— START —

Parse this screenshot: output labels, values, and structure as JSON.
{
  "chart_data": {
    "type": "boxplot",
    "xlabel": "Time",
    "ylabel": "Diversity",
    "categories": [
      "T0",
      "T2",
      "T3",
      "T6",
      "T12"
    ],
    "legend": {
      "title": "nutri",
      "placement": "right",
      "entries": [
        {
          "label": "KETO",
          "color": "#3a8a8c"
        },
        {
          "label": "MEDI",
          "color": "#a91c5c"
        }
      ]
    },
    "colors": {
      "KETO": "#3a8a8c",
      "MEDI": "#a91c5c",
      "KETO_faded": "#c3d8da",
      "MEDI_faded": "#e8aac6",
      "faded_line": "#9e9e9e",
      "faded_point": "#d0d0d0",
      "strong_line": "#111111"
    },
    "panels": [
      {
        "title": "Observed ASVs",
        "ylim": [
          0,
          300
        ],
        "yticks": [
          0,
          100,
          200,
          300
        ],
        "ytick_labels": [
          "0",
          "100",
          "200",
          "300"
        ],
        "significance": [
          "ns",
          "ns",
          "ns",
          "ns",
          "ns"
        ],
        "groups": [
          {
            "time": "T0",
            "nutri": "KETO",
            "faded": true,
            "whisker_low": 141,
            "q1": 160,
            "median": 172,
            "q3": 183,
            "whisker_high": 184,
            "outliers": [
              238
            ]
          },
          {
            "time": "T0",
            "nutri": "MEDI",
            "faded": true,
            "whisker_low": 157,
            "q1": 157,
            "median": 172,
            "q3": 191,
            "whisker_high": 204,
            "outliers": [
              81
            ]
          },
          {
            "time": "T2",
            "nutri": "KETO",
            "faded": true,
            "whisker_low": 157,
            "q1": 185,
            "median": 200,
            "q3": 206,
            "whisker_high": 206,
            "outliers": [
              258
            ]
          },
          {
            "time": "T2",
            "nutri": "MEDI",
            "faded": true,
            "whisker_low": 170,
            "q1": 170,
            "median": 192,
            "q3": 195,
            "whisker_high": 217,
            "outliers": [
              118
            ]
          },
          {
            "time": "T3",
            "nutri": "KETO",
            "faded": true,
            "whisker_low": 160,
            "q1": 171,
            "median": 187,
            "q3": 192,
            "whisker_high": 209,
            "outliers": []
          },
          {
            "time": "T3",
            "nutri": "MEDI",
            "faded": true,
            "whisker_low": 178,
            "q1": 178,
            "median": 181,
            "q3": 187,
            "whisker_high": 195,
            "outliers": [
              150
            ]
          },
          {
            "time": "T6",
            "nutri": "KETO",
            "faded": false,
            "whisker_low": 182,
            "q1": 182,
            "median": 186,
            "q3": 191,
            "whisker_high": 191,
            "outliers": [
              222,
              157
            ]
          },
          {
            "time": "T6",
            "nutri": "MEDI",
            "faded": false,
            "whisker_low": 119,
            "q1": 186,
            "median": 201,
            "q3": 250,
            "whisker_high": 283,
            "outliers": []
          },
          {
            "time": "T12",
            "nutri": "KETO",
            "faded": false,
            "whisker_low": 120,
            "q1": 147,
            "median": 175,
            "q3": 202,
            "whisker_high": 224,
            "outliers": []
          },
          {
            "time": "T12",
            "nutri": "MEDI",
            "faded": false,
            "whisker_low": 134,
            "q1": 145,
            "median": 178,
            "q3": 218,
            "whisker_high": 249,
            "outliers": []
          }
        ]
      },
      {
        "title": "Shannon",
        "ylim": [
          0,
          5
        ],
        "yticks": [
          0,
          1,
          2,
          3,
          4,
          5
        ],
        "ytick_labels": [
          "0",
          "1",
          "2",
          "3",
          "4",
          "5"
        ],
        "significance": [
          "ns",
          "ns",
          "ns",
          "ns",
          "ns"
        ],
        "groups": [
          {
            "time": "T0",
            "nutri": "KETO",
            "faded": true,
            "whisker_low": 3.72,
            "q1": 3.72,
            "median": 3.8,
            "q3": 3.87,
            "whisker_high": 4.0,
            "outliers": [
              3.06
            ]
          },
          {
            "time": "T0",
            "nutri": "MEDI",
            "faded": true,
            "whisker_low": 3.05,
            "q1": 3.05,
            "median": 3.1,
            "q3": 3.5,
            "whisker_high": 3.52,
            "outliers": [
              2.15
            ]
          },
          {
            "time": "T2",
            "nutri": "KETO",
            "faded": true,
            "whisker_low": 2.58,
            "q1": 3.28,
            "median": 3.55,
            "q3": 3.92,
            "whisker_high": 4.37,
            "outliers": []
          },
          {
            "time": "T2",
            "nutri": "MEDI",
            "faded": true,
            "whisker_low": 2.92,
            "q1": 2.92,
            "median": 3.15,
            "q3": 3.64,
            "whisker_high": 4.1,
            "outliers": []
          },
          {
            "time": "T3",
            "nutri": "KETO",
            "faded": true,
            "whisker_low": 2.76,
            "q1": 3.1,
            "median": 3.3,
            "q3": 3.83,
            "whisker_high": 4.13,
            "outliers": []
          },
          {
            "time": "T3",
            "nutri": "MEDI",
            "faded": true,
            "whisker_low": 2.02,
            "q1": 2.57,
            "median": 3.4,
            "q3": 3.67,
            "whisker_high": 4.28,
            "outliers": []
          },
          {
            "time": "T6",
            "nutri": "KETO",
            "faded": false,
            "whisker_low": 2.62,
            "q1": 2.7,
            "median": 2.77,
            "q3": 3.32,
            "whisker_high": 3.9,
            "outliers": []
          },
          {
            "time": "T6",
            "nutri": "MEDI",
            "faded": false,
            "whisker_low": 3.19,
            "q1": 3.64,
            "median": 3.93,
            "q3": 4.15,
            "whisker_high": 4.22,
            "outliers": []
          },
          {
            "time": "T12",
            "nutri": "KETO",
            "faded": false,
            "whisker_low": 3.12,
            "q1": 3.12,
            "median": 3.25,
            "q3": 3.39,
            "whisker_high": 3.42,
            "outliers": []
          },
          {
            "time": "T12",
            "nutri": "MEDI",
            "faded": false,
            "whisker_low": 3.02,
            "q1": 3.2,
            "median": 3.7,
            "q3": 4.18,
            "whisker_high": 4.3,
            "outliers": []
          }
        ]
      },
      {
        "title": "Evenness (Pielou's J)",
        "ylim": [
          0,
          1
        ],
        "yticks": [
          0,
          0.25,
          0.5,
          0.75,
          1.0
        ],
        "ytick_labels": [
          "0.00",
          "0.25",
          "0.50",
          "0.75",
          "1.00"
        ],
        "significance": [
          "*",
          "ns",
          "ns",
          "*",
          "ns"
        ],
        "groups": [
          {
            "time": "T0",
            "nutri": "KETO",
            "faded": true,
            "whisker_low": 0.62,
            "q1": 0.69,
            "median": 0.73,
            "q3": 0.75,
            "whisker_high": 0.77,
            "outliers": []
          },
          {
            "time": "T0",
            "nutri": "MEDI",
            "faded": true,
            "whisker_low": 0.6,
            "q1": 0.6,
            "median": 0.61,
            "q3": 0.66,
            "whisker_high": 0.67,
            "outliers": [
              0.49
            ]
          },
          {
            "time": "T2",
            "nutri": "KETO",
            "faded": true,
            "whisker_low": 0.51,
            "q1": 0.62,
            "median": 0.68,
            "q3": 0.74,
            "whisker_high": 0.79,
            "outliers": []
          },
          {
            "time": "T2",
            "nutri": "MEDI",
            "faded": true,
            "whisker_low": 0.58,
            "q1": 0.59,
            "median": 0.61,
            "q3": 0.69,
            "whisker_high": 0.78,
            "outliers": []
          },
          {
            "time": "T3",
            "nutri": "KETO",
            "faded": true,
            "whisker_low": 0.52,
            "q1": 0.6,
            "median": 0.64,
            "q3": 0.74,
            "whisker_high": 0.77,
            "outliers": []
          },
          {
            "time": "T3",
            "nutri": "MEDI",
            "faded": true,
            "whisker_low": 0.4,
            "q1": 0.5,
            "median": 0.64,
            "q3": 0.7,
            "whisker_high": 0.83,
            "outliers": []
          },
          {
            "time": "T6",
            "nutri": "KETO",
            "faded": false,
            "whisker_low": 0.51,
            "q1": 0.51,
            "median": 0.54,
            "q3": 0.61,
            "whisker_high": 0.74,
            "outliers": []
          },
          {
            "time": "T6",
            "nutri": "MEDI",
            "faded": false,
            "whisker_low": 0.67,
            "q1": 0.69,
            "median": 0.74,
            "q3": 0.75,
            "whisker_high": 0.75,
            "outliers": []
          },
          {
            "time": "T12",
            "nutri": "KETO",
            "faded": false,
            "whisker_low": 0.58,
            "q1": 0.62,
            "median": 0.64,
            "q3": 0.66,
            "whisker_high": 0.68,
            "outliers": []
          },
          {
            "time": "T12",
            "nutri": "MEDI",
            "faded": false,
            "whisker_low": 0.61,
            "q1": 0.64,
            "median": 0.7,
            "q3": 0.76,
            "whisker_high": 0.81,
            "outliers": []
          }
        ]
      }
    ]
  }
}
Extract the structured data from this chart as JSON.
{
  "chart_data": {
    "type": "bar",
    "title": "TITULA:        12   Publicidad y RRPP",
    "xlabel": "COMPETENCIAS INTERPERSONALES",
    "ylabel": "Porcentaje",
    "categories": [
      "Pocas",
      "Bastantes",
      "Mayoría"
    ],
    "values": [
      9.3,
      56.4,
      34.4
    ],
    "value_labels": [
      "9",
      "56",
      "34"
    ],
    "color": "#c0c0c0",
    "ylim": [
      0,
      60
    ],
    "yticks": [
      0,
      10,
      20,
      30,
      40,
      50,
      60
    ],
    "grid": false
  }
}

— END —

Count every line of the records that holds "values". State the number, nothing else.

2